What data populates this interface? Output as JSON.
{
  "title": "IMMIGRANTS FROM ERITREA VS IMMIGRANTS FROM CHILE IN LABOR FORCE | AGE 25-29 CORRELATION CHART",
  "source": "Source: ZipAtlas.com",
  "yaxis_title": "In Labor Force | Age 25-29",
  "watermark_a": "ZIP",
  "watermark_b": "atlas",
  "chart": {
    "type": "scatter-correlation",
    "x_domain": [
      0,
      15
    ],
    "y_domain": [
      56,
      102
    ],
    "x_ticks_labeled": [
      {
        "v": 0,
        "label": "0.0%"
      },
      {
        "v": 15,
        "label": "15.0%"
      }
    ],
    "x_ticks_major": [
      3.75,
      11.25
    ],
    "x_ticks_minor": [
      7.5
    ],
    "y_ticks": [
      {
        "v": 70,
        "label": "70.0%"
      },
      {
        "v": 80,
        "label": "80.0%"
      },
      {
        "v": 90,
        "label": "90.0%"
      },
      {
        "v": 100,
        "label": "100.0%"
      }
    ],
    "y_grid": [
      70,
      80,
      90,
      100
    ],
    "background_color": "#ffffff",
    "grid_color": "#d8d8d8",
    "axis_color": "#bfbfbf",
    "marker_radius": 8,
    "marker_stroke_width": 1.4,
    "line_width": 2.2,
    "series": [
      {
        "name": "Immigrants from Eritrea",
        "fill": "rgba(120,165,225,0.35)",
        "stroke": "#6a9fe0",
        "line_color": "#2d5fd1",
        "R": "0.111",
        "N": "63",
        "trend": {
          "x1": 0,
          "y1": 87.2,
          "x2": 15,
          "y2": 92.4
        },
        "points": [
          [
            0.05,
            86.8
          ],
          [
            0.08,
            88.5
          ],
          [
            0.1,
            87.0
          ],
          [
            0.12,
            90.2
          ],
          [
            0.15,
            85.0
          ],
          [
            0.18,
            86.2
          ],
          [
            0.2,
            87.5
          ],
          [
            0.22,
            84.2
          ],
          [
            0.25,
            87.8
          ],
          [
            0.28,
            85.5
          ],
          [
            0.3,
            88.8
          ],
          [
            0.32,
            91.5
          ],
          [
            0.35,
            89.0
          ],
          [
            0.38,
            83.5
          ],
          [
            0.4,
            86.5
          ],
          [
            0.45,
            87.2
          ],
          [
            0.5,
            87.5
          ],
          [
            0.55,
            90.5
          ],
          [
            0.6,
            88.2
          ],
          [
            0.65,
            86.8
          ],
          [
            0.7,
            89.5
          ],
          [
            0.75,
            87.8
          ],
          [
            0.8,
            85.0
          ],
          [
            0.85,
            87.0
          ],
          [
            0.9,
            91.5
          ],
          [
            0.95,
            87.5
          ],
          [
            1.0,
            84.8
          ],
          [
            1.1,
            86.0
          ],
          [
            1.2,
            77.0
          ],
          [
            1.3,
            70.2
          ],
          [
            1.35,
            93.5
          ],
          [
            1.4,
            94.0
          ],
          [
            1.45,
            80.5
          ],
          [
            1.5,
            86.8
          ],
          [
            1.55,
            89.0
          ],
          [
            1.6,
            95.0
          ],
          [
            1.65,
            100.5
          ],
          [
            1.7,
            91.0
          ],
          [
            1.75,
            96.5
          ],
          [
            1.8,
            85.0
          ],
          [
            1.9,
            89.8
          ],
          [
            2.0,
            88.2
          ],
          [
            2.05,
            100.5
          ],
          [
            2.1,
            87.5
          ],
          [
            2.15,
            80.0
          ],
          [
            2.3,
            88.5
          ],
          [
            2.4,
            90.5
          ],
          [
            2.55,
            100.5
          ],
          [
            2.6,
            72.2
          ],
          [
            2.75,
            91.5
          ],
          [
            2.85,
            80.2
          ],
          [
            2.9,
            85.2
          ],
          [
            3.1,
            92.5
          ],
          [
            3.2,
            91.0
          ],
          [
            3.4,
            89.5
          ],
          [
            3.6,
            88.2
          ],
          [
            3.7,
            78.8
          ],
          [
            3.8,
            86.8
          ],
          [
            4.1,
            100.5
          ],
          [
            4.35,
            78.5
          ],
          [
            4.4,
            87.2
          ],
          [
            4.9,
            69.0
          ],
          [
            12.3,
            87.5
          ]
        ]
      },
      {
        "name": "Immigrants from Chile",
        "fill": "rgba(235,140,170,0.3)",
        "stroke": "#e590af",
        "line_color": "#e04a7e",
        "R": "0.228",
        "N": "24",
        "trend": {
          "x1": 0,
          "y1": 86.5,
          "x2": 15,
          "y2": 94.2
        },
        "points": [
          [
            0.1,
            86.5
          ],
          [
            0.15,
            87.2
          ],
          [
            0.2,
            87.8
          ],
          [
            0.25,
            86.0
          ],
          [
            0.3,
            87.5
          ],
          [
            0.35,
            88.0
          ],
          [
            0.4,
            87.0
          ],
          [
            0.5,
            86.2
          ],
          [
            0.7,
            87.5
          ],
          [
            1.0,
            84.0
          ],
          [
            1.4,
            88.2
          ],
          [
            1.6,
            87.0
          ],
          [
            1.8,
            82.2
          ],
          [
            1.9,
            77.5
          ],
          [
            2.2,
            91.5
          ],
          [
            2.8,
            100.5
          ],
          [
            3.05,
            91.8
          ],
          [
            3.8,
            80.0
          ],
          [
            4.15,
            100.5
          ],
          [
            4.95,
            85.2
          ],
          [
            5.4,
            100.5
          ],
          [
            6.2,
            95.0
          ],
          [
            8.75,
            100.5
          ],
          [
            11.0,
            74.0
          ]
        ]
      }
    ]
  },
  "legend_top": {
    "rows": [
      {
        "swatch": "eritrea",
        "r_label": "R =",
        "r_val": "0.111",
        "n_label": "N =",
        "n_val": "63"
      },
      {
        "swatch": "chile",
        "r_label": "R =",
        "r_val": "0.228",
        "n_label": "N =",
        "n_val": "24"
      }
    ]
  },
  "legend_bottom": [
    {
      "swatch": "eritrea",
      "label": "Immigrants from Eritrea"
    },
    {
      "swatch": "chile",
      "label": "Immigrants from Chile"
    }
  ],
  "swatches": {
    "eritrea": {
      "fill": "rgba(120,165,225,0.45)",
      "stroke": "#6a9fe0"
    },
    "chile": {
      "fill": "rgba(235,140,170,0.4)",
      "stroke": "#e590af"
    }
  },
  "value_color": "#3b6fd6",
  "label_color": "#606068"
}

» **Work to do**: Reproduce all of the material above word for word.

» **Output of the exercise**:
What data populates this interface? Output as JSON.
{
  "title": "IMMIGRANTS FROM ERITREA VS IMMIGRANTS FROM CHILE IN LABOR FORCE | AGE 25-29 CORRELATION CHART",
  "source": "Source: ZipAtlas.com",
  "yaxis_title": "In Labor Force | Age 25-29",
  "watermark_a": "ZIP",
  "watermark_b": "atlas",
  "chart": {
    "type": "scatter-correlation",
    "x_domain": [
      0,
      15
    ],
    "y_domain": [
      56,
      102
    ],
    "x_ticks_labeled": [
      {
        "v": 0,
        "label": "0.0%"
      },
      {
        "v": 15,
        "label": "15.0%"
      }
    ],
    "x_ticks_major": [
      3.75,
      11.25
    ],
    "x_ticks_minor": [
      7.5
    ],
    "y_ticks": [
      {
        "v": 70,
        "label": "70.0%"
      },
      {
        "v": 80,
        "label": "80.0%"
      },
      {
        "v": 90,
        "label": "90.0%"
      },
      {
        "v": 100,
        "label": "100.0%"
      }
    ],
    "y_grid": [
      70,
      80,
      90,
      100
    ],
    "background_color": "#ffffff",
    "grid_color": "#d8d8d8",
    "axis_color": "#bfbfbf",
    "marker_radius": 8,
    "marker_stroke_width": 1.4,
    "line_width": 2.2,
    "series": [
      {
        "name": "Immigrants from Eritrea",
        "fill": "rgba(120,165,225,0.35)",
        "stroke": "#6a9fe0",
        "line_color": "#2d5fd1",
        "R": "0.111",
        "N": "63",
        "trend": {
          "x1": 0,
          "y1": 87.2,
          "x2": 15,
          "y2": 92.4
        },
        "points": [
          [
            0.05,
            86.8
          ],
          [
            0.08,
            88.5
          ],
          [
            0.1,
            87.0
          ],
          [
            0.12,
            90.2
          ],
          [
            0.15,
            85.0
          ],
          [
            0.18,
            86.2
          ],
          [
            0.2,
            87.5
          ],
          [
            0.22,
            84.2
          ],
          [
            0.25,
            87.8
          ],
          [
            0.28,
            85.5
          ],
          [
            0.3,
            88.8
          ],
          [
            0.32,
            91.5
          ],
          [
            0.35,
            89.0
          ],
          [
            0.38,
            83.5
          ],
          [
            0.4,
            86.5
          ],
          [
            0.45,
            87.2
          ],
          [
            0.5,
            87.5
          ],
          [
            0.55,
            90.5
          ],
          [
            0.6,
            88.2
          ],
          [
            0.65,
            86.8
          ],
          [
            0.7,
            89.5
          ],
          [
            0.75,
            87.8
          ],
          [
            0.8,
            85.0
          ],
          [
            0.85,
            87.0
          ],
          [
            0.9,
            91.5
          ],
          [
            0.95,
            87.5
          ],
          [
            1.0,
            84.8
          ],
          [
            1.1,
            86.0
          ],
          [
            1.2,
            77.0
          ],
          [
            1.3,
            70.2
          ],
          [
            1.35,
            93.5
          ],
          [
            1.4,
            94.0
          ],
          [
            1.45,
            80.5
          ],
          [
            1.5,
            86.8
          ],
          [
            1.55,
            89.0
          ],
          [
            1.6,
            95.0
          ],
          [
            1.65,
            100.5
          ],
          [
            1.7,
            91.0
          ],
          [
            1.75,
            96.5
          ],
          [
            1.8,
            85.0
          ],
          [
            1.9,
            89.8
          ],
          [
            2.0,
            88.2
          ],
          [
            2.05,
            100.5
          ],
          [
            2.1,
            87.5
          ],
          [
            2.15,
            80.0
          ],
          [
            2.3,
            88.5
          ],
          [
            2.4,
            90.5
          ],
          [
            2.55,
            100.5
          ],
          [
            2.6,
            72.2
          ],
          [
            2.75,
            91.5
          ],
          [
            2.85,
            80.2
          ],
          [
            2.9,
            85.2
          ],
          [
            3.1,
            92.5
          ],
          [
            3.2,
            91.0
          ],
          [
            3.4,
            89.5
          ],
          [
            3.6,
            88.2
          ],
          [
            3.7,
            78.8
          ],
          [
            3.8,
            86.8
          ],
          [
            4.1,
            100.5
          ],
          [
            4.35,
            78.5
          ],
          [
            4.4,
            87.2
          ],
          [
            4.9,
            69.0
          ],
          [
            12.3,
            87.5
          ]
        ]
      },
      {
        "name": "Immigrants from Chile",
        "fill": "rgba(235,140,170,0.3)",
        "stroke": "#e590af",
        "line_color": "#e04a7e",
        "R": "0.228",
        "N": "24",
        "trend": {
          "x1": 0,
          "y1": 86.5,
          "x2": 15,
          "y2": 94.2
        },
        "points": [
          [
            0.1,
            86.5
          ],
          [
            0.15,
            87.2
          ],
          [
            0.2,
            87.8
          ],
          [
            0.25,
            86.0
          ],
          [
            0.3,
            87.5
          ],
          [
            0.35,
            88.0
          ],
          [
            0.4,
            87.0
          ],
          [
            0.5,
            86.2
          ],
          [
            0.7,
            87.5
          ],
          [
            1.0,
            84.0
          ],
          [
            1.4,
            88.2
          ],
          [
            1.6,
            87.0
          ],
          [
            1.8,
            82.2
          ],
          [
            1.9,
            77.5
          ],
          [
            2.2,
            91.5
          ],
          [
            2.8,
            100.5
          ],
          [
            3.05,
            91.8
          ],
          [
            3.8,
            80.0
          ],
          [
            4.15,
            100.5
          ],
          [
            4.95,
            85.2
          ],
          [
            5.4,
            100.5
          ],
          [
            6.2,
            95.0
          ],
          [
            8.75,
            100.5
          ],
          [
            11.0,
            74.0
          ]
        ]
      }
    ]
  },
  "legend_top": {
    "rows": [
      {
        "swatch": "eritrea",
        "r_label": "R =",
        "r_val": "0.111",
        "n_label": "N =",
        "n_val": "63"
      },
      {
        "swatch": "chile",
        "r_label": "R =",
        "r_val": "0.228",
        "n_label": "N =",
        "n_val": "24"
      }
    ]
  },
  "legend_bottom": [
    {
      "swatch": "eritrea",
      "label": "Immigrants from Eritrea"
    },
    {
      "swatch": "chile",
      "label": "Immigrants from Chile"
    }
  ],
  "swatches": {
    "eritrea": {
      "fill": "rgba(120,165,225,0.45)",
      "stroke": "#6a9fe0"
    },
    "chile": {
      "fill": "rgba(235,140,170,0.4)",
      "stroke": "#e590af"
    }
  },
  "value_color": "#3b6fd6",
  "label_color": "#606068"
}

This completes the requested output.